_EXTRACT PROVIDED_
Segment Open
The world seems to agree on its perfection: After Hours is one of the past year’s biggest commercial smashes, by late August raking in 1.5 million album-equivalent units in the U.S. alone, according to Alpha Data, the company that powers the Rolling Stone charts. His chart-topping, Eighties-pop-inspired single “Blinding Lights” has been a fixture on the Rolling Stone Top 100 Songs chart since its release, and it’s reigned for months as one of the biggest songs on TikTok, the viral-video app that has become integral to pop success over the past two years. The song even spawned its own dance challenge, involving synchronized aerobic moves meant only for the very-coordinated. (Like many other 30-year-olds, Tesfaye says he will probably never learn the “Blinding Lights” dance.)

“We work really hard, like everyone else, to maintain that mystique and maintain our original sound, and still cross over and bring it with us,” he says. “Sometimes, your fucking stars just line up.”
Segment Closed
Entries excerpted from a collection
Segment Open
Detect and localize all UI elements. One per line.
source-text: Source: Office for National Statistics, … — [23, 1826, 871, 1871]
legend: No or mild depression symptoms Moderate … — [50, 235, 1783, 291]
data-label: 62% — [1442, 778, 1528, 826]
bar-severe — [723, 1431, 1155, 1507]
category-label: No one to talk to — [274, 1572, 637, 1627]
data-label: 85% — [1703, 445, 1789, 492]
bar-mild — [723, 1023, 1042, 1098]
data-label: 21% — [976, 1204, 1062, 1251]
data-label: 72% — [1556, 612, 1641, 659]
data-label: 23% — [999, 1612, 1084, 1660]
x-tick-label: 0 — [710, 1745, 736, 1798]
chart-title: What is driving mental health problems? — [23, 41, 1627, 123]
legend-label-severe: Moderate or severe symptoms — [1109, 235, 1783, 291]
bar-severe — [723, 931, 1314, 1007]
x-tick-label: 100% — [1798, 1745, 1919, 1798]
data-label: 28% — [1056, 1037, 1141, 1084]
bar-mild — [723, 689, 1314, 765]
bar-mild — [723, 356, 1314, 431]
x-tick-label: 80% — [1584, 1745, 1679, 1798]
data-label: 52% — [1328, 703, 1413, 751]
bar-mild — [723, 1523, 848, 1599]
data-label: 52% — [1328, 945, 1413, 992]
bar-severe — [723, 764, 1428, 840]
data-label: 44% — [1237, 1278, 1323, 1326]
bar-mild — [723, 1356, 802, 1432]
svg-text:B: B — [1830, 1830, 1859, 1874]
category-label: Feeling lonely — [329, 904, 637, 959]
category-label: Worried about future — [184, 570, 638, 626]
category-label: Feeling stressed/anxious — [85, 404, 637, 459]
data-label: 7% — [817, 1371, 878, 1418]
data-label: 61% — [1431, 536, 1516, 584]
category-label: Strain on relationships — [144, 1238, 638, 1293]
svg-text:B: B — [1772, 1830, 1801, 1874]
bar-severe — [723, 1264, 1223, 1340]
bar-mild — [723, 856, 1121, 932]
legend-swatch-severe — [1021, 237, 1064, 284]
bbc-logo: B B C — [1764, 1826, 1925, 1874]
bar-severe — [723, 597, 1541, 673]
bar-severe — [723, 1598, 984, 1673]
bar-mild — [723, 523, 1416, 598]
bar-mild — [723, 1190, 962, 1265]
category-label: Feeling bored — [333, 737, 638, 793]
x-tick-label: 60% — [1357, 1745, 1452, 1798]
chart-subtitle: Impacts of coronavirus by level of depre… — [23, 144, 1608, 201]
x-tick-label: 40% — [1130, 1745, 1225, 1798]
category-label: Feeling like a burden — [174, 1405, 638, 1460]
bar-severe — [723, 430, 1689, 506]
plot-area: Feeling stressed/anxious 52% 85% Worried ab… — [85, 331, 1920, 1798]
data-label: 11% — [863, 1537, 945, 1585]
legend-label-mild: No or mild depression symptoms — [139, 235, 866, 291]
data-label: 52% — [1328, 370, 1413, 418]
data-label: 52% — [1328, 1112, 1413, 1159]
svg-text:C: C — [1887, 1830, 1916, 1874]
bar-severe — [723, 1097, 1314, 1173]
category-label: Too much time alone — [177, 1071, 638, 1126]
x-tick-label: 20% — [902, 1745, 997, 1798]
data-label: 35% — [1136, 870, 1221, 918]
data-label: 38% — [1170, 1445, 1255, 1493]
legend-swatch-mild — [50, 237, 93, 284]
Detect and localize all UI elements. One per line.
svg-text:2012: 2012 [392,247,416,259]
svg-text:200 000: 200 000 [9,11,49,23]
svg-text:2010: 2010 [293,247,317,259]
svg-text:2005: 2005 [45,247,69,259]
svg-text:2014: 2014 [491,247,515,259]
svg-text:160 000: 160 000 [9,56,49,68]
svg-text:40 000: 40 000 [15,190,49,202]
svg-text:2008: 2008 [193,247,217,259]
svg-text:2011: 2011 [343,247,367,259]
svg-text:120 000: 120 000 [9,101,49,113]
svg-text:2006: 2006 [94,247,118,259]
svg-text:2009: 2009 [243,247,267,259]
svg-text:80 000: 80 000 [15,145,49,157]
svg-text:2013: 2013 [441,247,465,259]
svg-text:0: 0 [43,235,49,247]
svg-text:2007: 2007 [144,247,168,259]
Segment Closed
_TASK TO COMPLETE_
According to the passage about After Hours, how many album-equivalent units had the album earned in the U.S. by late August? These entries are separate material, apart from the passage about After Hours.

_EXERCISE ANSWER_
1.5 million